[START OF Task data]
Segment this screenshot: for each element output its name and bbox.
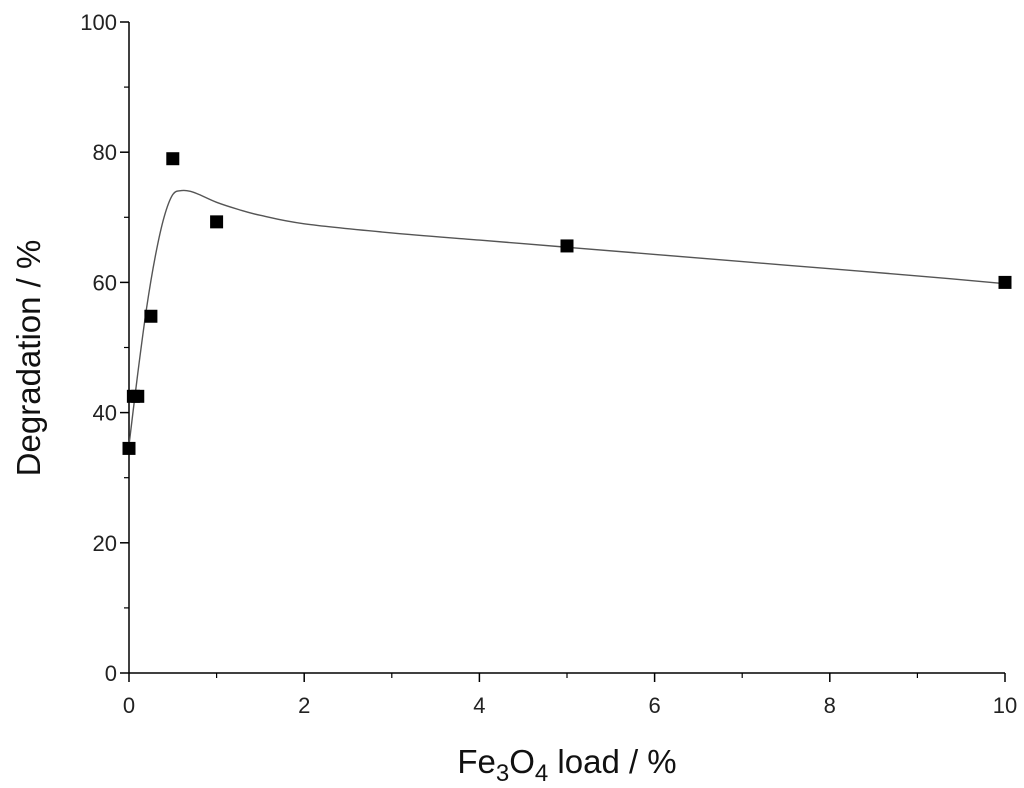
- y-tick-label: 40: [93, 401, 117, 426]
- data-point: [210, 215, 224, 229]
- fit-curve: [128, 189, 1006, 446]
- x-tick-label: 6: [648, 693, 660, 718]
- data-point: [144, 309, 158, 323]
- y-axis-ticks: 0 20 40 60 80 100: [80, 10, 129, 686]
- data-point: [131, 389, 145, 403]
- x-axis-title: Fe3O4 load / %: [457, 743, 676, 787]
- x-tick-label: 2: [298, 693, 310, 718]
- x-tick-label: 4: [473, 693, 485, 718]
- data-point: [122, 441, 136, 455]
- y-tick-label: 80: [93, 140, 117, 165]
- y-tick-label: 20: [93, 531, 117, 556]
- y-tick-label: 0: [105, 661, 117, 686]
- x-tick-label: 0: [123, 693, 135, 718]
- data-point: [998, 275, 1012, 289]
- fit-curve-layer: [128, 189, 1006, 446]
- x-tick-label: 10: [993, 693, 1017, 718]
- data-point: [166, 152, 180, 166]
- y-tick-label: 100: [80, 10, 117, 35]
- y-tick-label: 60: [93, 270, 117, 295]
- axes: [128, 22, 1005, 674]
- x-tick-label: 8: [824, 693, 836, 718]
- data-points: [122, 152, 1012, 455]
- x-axis-ticks: 0 2 4 6 8 10: [123, 673, 1017, 718]
- y-axis-title: Degradation / %: [10, 240, 47, 477]
- data-point: [560, 239, 574, 253]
[END OF Task data]
**Work to complete:**
Rewrite the listing above, swapping every "x-tick-label" for "x-tick-text" and keeping everything else unchanged. Omit the picture.

**Reply:**
Segment this screenshot: for each element output its name and bbox.
- y-tick-label: 40: [93, 401, 117, 426]
- data-point: [210, 215, 224, 229]
- fit-curve: [128, 189, 1006, 446]
- x-tick-text: 6: [648, 693, 660, 718]
- data-point: [144, 309, 158, 323]
- y-axis-ticks: 0 20 40 60 80 100: [80, 10, 129, 686]
- data-point: [131, 389, 145, 403]
- x-axis-title: Fe3O4 load / %: [457, 743, 676, 787]
- x-tick-text: 2: [298, 693, 310, 718]
- x-tick-text: 4: [473, 693, 485, 718]
- data-point: [122, 441, 136, 455]
- y-tick-label: 80: [93, 140, 117, 165]
- y-tick-label: 20: [93, 531, 117, 556]
- y-tick-label: 0: [105, 661, 117, 686]
- x-tick-text: 0: [123, 693, 135, 718]
- data-point: [998, 275, 1012, 289]
- fit-curve-layer: [128, 189, 1006, 446]
- x-tick-text: 10: [993, 693, 1017, 718]
- data-point: [166, 152, 180, 166]
- y-tick-label: 100: [80, 10, 117, 35]
- y-tick-label: 60: [93, 270, 117, 295]
- axes: [128, 22, 1005, 674]
- x-tick-text: 8: [824, 693, 836, 718]
- data-points: [122, 152, 1012, 455]
- x-axis-ticks: 0 2 4 6 8 10: [123, 673, 1017, 718]
- y-axis-title: Degradation / %: [10, 240, 47, 477]
- data-point: [560, 239, 574, 253]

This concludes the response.